WORK TO COMPLETE: Reproduce each line that includes the word "image".

PROVIDED RECORDS:
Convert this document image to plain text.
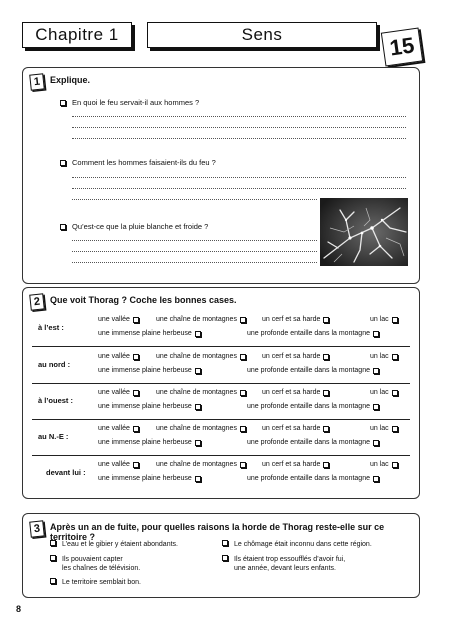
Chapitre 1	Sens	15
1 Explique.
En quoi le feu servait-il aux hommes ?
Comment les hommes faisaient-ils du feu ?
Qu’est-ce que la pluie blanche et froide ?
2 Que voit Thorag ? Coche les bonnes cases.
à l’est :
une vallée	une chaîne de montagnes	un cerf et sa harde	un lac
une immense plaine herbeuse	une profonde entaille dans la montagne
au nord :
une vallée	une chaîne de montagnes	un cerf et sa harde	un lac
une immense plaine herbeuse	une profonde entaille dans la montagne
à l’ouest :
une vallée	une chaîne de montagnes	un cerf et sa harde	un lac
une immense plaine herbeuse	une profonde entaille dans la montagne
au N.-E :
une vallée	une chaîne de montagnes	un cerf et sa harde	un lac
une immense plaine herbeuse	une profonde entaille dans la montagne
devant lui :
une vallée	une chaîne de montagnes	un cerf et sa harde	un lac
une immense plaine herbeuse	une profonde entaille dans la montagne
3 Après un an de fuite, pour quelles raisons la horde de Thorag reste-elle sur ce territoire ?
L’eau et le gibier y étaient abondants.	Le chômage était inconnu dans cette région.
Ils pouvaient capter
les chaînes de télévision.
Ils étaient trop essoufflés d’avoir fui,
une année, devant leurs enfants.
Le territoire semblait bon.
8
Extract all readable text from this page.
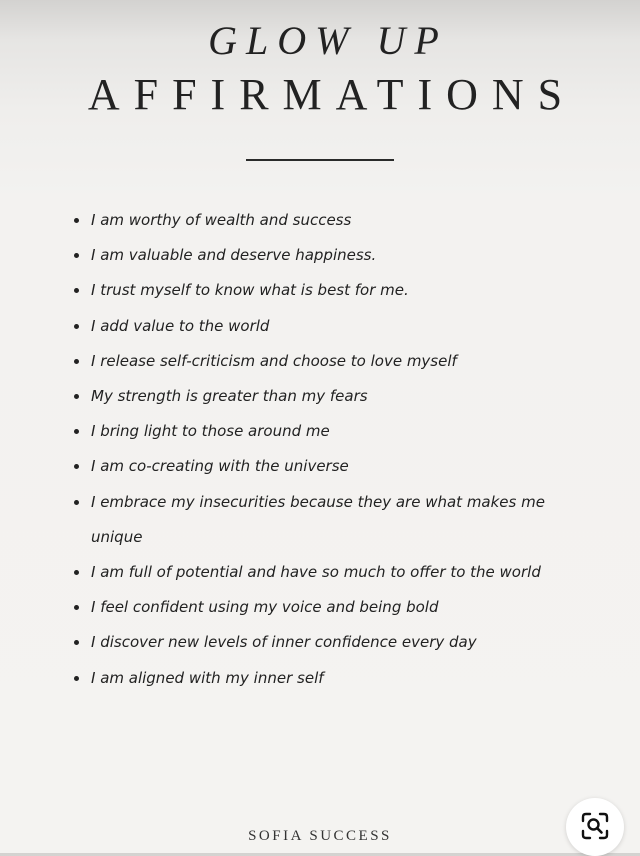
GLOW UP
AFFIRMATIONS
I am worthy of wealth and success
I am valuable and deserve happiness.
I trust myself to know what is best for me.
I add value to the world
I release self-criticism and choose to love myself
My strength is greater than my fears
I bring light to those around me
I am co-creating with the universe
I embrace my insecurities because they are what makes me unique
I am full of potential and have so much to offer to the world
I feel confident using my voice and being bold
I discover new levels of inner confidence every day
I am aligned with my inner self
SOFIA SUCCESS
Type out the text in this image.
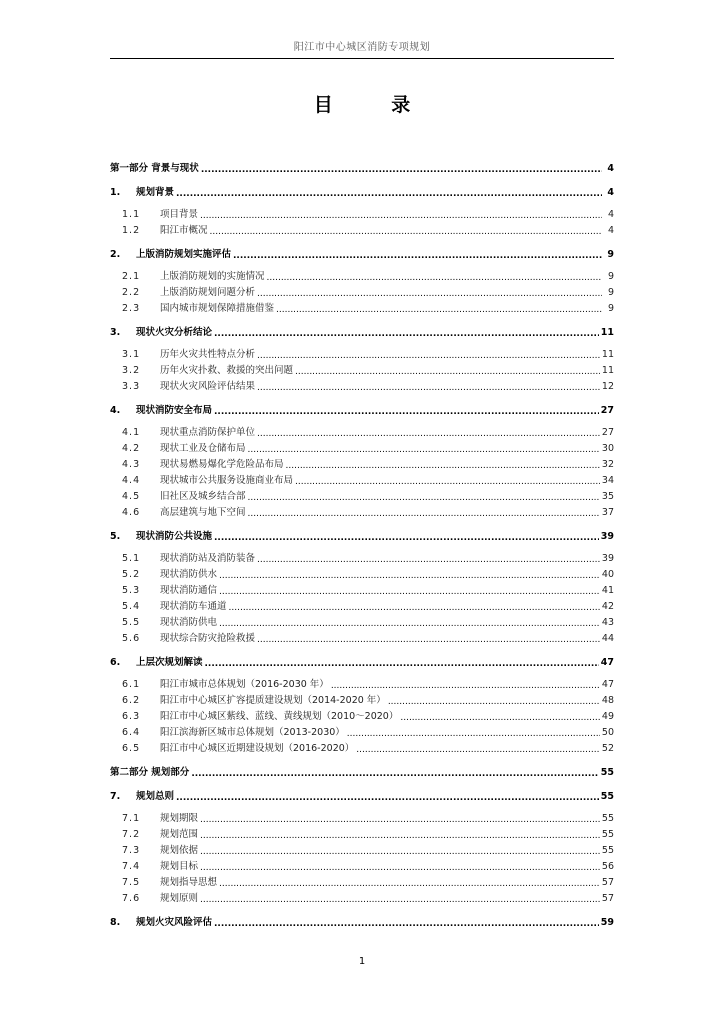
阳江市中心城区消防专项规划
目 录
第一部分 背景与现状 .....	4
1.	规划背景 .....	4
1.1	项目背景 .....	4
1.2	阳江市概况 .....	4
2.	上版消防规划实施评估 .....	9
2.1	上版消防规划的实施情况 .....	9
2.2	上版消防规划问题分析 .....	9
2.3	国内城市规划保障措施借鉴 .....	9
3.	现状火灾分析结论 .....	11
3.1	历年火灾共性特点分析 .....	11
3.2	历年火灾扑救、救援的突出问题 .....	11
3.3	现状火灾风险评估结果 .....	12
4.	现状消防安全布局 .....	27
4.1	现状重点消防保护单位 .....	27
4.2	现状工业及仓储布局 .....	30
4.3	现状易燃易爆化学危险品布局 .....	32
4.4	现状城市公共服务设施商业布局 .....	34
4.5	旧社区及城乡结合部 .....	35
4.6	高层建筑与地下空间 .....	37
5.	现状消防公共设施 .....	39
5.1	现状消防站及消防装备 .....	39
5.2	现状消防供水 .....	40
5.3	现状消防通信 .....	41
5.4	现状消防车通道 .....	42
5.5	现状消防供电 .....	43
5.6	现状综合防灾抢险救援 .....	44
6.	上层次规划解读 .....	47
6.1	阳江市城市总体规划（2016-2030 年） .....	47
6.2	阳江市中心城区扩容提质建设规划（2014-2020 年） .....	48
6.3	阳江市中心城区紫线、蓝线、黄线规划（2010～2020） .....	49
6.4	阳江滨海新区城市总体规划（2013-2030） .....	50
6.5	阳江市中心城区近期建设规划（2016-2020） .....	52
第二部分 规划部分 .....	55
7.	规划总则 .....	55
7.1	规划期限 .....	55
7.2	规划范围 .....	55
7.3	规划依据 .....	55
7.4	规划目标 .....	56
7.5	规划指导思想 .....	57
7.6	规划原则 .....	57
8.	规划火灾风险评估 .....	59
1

SOLUTION:
Convert this document image to plain text.
Type out the text in this image.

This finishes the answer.